## Requirement
Check each line below for the word "嫦娥一号", and copy those that have it.

★ ★ ★ ★ ★

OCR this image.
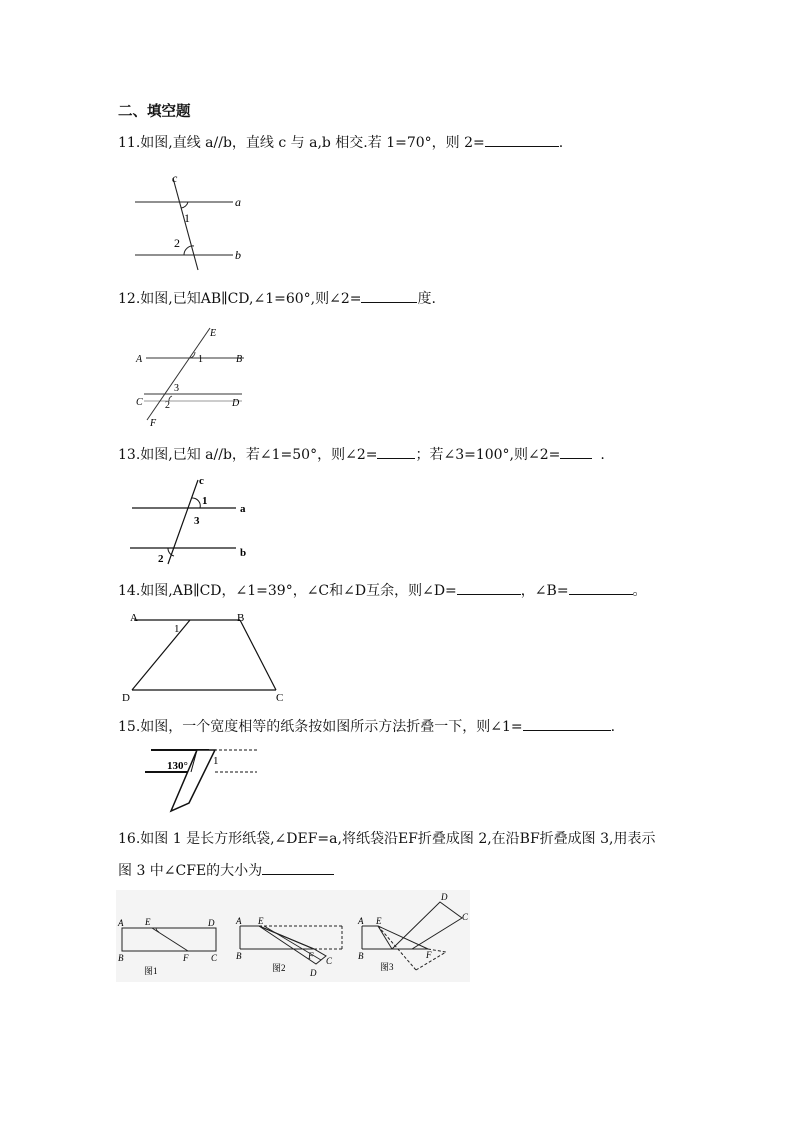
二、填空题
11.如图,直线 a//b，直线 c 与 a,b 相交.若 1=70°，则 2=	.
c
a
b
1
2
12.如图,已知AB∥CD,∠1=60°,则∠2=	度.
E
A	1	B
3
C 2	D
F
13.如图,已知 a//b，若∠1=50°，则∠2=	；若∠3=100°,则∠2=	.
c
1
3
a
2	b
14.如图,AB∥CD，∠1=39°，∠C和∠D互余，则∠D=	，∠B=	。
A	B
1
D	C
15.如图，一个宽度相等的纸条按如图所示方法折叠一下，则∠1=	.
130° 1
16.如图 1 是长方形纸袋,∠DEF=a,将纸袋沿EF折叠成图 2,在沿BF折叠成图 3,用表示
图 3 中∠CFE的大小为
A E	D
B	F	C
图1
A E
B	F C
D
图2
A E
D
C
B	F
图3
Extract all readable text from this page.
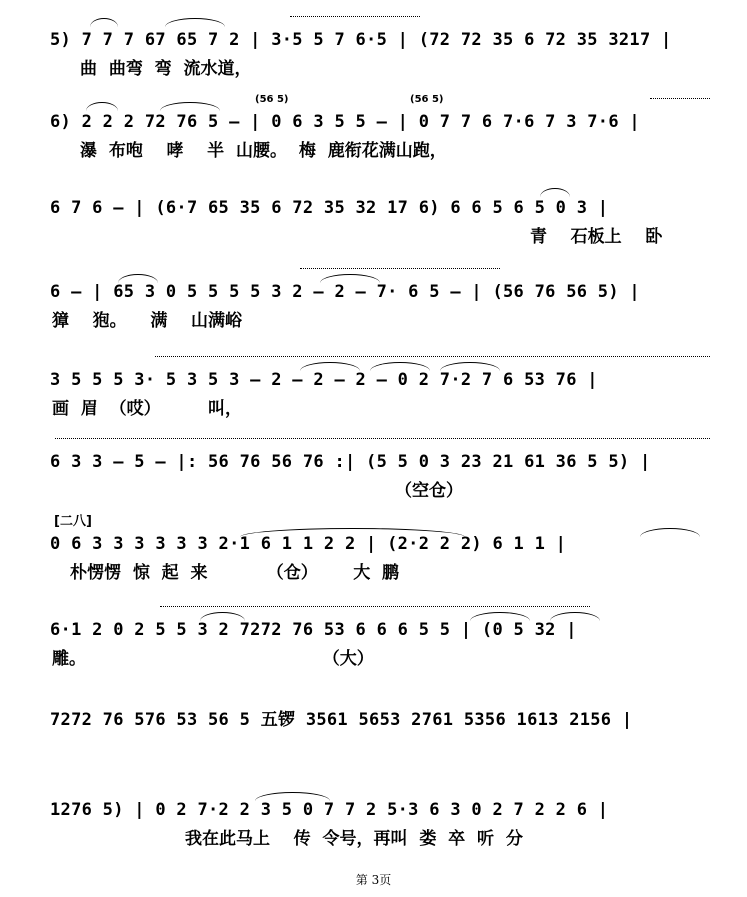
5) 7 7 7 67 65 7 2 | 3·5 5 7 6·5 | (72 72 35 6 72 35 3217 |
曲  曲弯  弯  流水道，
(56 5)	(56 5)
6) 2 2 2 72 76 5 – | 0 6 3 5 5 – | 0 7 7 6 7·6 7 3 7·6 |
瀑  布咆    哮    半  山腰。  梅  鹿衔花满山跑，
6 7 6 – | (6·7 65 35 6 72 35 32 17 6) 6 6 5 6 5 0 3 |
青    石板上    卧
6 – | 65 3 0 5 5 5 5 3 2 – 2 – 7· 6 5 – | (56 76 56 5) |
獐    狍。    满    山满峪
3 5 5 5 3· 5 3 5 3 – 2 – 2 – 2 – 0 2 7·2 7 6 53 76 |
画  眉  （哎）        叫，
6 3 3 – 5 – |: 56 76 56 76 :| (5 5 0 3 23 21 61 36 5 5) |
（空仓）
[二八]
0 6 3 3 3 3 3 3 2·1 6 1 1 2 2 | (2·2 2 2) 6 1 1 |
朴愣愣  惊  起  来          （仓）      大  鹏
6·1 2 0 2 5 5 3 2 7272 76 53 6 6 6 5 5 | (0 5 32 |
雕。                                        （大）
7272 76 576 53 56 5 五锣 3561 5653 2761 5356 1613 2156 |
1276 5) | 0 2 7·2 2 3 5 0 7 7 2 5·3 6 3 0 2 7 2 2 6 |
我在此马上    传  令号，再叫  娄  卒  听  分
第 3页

★ ★ ★ ★ ★

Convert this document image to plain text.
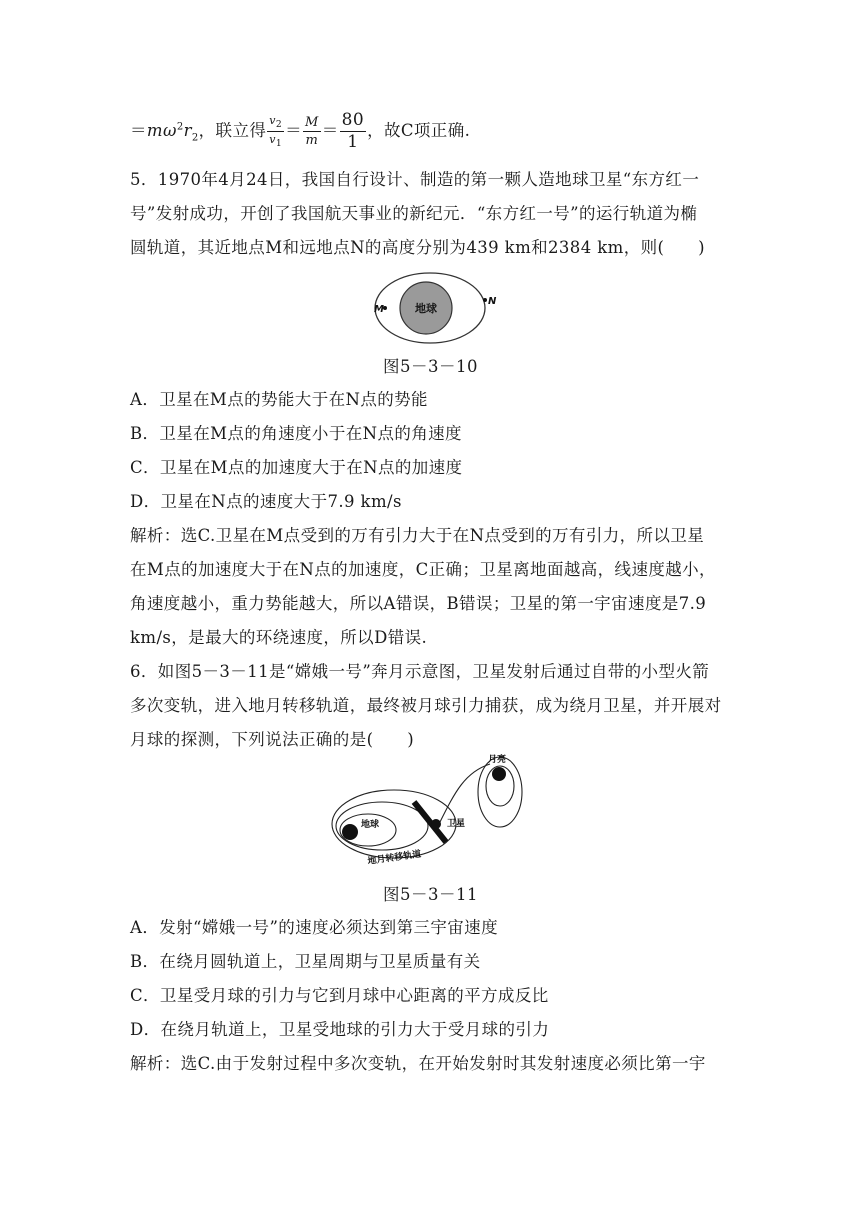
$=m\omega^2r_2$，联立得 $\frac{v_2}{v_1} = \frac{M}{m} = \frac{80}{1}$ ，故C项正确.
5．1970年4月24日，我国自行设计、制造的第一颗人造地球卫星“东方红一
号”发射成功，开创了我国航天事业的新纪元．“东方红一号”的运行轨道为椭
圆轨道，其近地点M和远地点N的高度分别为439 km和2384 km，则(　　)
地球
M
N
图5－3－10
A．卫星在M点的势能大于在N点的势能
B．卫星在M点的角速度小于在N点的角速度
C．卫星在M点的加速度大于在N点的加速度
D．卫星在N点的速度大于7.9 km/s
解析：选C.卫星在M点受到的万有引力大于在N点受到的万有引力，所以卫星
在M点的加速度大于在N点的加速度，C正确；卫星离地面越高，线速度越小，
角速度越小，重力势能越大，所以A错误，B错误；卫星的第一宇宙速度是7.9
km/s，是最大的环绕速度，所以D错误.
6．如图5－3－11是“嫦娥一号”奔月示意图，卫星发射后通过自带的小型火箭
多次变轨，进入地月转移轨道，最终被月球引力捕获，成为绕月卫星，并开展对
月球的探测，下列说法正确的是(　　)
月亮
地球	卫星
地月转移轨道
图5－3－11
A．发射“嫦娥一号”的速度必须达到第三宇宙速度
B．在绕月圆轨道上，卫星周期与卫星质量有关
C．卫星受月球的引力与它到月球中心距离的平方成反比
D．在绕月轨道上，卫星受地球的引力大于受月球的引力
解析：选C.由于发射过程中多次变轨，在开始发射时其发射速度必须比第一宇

★ ★ ★ ★ ★

## Solution to this problem
6．如图5－3－11是“嫦娥一号”奔月示意图，卫星发射后通过自带的小型火箭
A．发射“嫦娥一号”的速度必须达到第三宇宙速度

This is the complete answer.